== Input data ==

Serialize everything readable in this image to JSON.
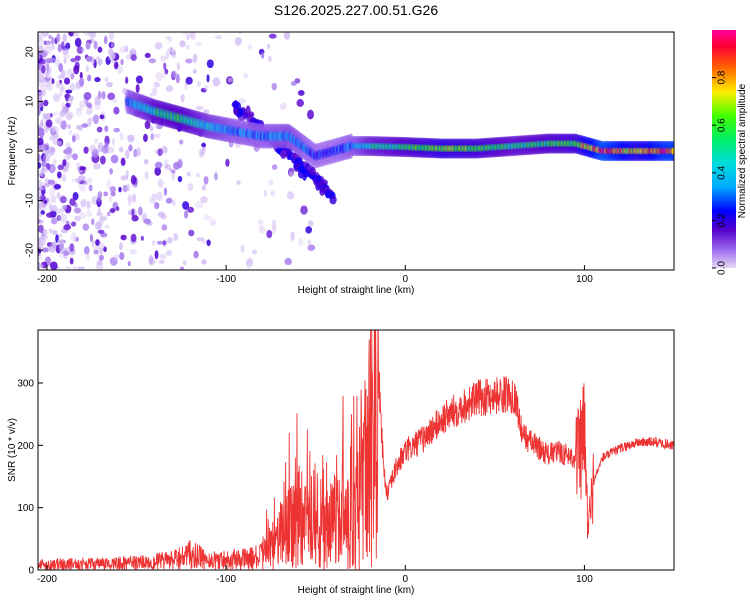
{
  "chart_data": [
    {
      "type": "heatmap",
      "title": "S126.2025.227.00.51.G26",
      "xlabel": "Height of straight line (km)",
      "ylabel": "Frequency (Hz)",
      "xlim": [
        -205,
        150
      ],
      "ylim": [
        -24,
        24
      ],
      "xticks": [
        -200,
        -100,
        0,
        100
      ],
      "yticks": [
        -20,
        -10,
        0,
        10,
        20
      ],
      "colorbar": {
        "label": "Normalized spectral amplitude",
        "range": [
          0,
          1
        ],
        "ticks": [
          0.0,
          0.2,
          0.4,
          0.6,
          0.8
        ]
      },
      "ridge": [
        {
          "x": -155,
          "freq": 10.0,
          "amp": 0.3
        },
        {
          "x": -140,
          "freq": 8.0,
          "amp": 0.5
        },
        {
          "x": -125,
          "freq": 6.5,
          "amp": 0.55
        },
        {
          "x": -110,
          "freq": 5.0,
          "amp": 0.4
        },
        {
          "x": -95,
          "freq": 4.0,
          "amp": 0.3
        },
        {
          "x": -80,
          "freq": 3.0,
          "amp": 0.3
        },
        {
          "x": -65,
          "freq": 3.0,
          "amp": 0.35
        },
        {
          "x": -50,
          "freq": -1.0,
          "amp": 0.25
        },
        {
          "x": -40,
          "freq": 0.0,
          "amp": 0.25
        },
        {
          "x": -30,
          "freq": 1.0,
          "amp": 0.3
        },
        {
          "x": -20,
          "freq": 1.0,
          "amp": 0.45
        },
        {
          "x": 0,
          "freq": 0.8,
          "amp": 0.55
        },
        {
          "x": 20,
          "freq": 0.5,
          "amp": 0.65
        },
        {
          "x": 40,
          "freq": 0.5,
          "amp": 0.6
        },
        {
          "x": 60,
          "freq": 1.0,
          "amp": 0.5
        },
        {
          "x": 80,
          "freq": 1.5,
          "amp": 0.55
        },
        {
          "x": 95,
          "freq": 1.5,
          "amp": 0.6
        },
        {
          "x": 110,
          "freq": 0.0,
          "amp": 0.95
        },
        {
          "x": 130,
          "freq": 0.0,
          "amp": 0.7
        },
        {
          "x": 145,
          "freq": 0.0,
          "amp": 0.9
        }
      ]
    },
    {
      "type": "line",
      "xlabel": "Height of straight line (km)",
      "ylabel": "SNR (10 * v/v)",
      "xlim": [
        -205,
        150
      ],
      "ylim": [
        0,
        385
      ],
      "xticks": [
        -200,
        -100,
        0,
        100
      ],
      "yticks": [
        0,
        100,
        200,
        300
      ],
      "color": "#ee3333",
      "x": [
        -205,
        -190,
        -175,
        -160,
        -145,
        -130,
        -120,
        -110,
        -100,
        -90,
        -80,
        -75,
        -70,
        -65,
        -60,
        -55,
        -50,
        -45,
        -40,
        -35,
        -30,
        -25,
        -20,
        -17,
        -15,
        -12,
        -10,
        -5,
        0,
        5,
        10,
        20,
        30,
        40,
        50,
        60,
        62,
        65,
        70,
        75,
        80,
        85,
        90,
        95,
        98,
        100,
        102,
        105,
        110,
        120,
        130,
        140,
        150
      ],
      "y": [
        12,
        14,
        14,
        15,
        18,
        22,
        35,
        22,
        24,
        25,
        30,
        45,
        60,
        95,
        110,
        90,
        70,
        80,
        95,
        110,
        120,
        150,
        250,
        360,
        320,
        160,
        120,
        165,
        190,
        200,
        210,
        240,
        260,
        275,
        280,
        282,
        270,
        220,
        205,
        195,
        185,
        190,
        185,
        180,
        190,
        220,
        60,
        140,
        180,
        195,
        205,
        205,
        200
      ]
    }
  ]
}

===

◆ **Stated problem**:
Transcribe the full listing above exactly as it stands, minus the pictures.

◆ **Problem solution**:
Serialize everything readable in this image to JSON.
{
  "chart_data": [
    {
      "type": "heatmap",
      "title": "S126.2025.227.00.51.G26",
      "xlabel": "Height of straight line (km)",
      "ylabel": "Frequency (Hz)",
      "xlim": [
        -205,
        150
      ],
      "ylim": [
        -24,
        24
      ],
      "xticks": [
        -200,
        -100,
        0,
        100
      ],
      "yticks": [
        -20,
        -10,
        0,
        10,
        20
      ],
      "colorbar": {
        "label": "Normalized spectral amplitude",
        "range": [
          0,
          1
        ],
        "ticks": [
          0.0,
          0.2,
          0.4,
          0.6,
          0.8
        ]
      },
      "ridge": [
        {
          "x": -155,
          "freq": 10.0,
          "amp": 0.3
        },
        {
          "x": -140,
          "freq": 8.0,
          "amp": 0.5
        },
        {
          "x": -125,
          "freq": 6.5,
          "amp": 0.55
        },
        {
          "x": -110,
          "freq": 5.0,
          "amp": 0.4
        },
        {
          "x": -95,
          "freq": 4.0,
          "amp": 0.3
        },
        {
          "x": -80,
          "freq": 3.0,
          "amp": 0.3
        },
        {
          "x": -65,
          "freq": 3.0,
          "amp": 0.35
        },
        {
          "x": -50,
          "freq": -1.0,
          "amp": 0.25
        },
        {
          "x": -40,
          "freq": 0.0,
          "amp": 0.25
        },
        {
          "x": -30,
          "freq": 1.0,
          "amp": 0.3
        },
        {
          "x": -20,
          "freq": 1.0,
          "amp": 0.45
        },
        {
          "x": 0,
          "freq": 0.8,
          "amp": 0.55
        },
        {
          "x": 20,
          "freq": 0.5,
          "amp": 0.65
        },
        {
          "x": 40,
          "freq": 0.5,
          "amp": 0.6
        },
        {
          "x": 60,
          "freq": 1.0,
          "amp": 0.5
        },
        {
          "x": 80,
          "freq": 1.5,
          "amp": 0.55
        },
        {
          "x": 95,
          "freq": 1.5,
          "amp": 0.6
        },
        {
          "x": 110,
          "freq": 0.0,
          "amp": 0.95
        },
        {
          "x": 130,
          "freq": 0.0,
          "amp": 0.7
        },
        {
          "x": 145,
          "freq": 0.0,
          "amp": 0.9
        }
      ]
    },
    {
      "type": "line",
      "xlabel": "Height of straight line (km)",
      "ylabel": "SNR (10 * v/v)",
      "xlim": [
        -205,
        150
      ],
      "ylim": [
        0,
        385
      ],
      "xticks": [
        -200,
        -100,
        0,
        100
      ],
      "yticks": [
        0,
        100,
        200,
        300
      ],
      "color": "#ee3333",
      "x": [
        -205,
        -190,
        -175,
        -160,
        -145,
        -130,
        -120,
        -110,
        -100,
        -90,
        -80,
        -75,
        -70,
        -65,
        -60,
        -55,
        -50,
        -45,
        -40,
        -35,
        -30,
        -25,
        -20,
        -17,
        -15,
        -12,
        -10,
        -5,
        0,
        5,
        10,
        20,
        30,
        40,
        50,
        60,
        62,
        65,
        70,
        75,
        80,
        85,
        90,
        95,
        98,
        100,
        102,
        105,
        110,
        120,
        130,
        140,
        150
      ],
      "y": [
        12,
        14,
        14,
        15,
        18,
        22,
        35,
        22,
        24,
        25,
        30,
        45,
        60,
        95,
        110,
        90,
        70,
        80,
        95,
        110,
        120,
        150,
        250,
        360,
        320,
        160,
        120,
        165,
        190,
        200,
        210,
        240,
        260,
        275,
        280,
        282,
        270,
        220,
        205,
        195,
        185,
        190,
        185,
        180,
        190,
        220,
        60,
        140,
        180,
        195,
        205,
        205,
        200
      ]
    }
  ]
}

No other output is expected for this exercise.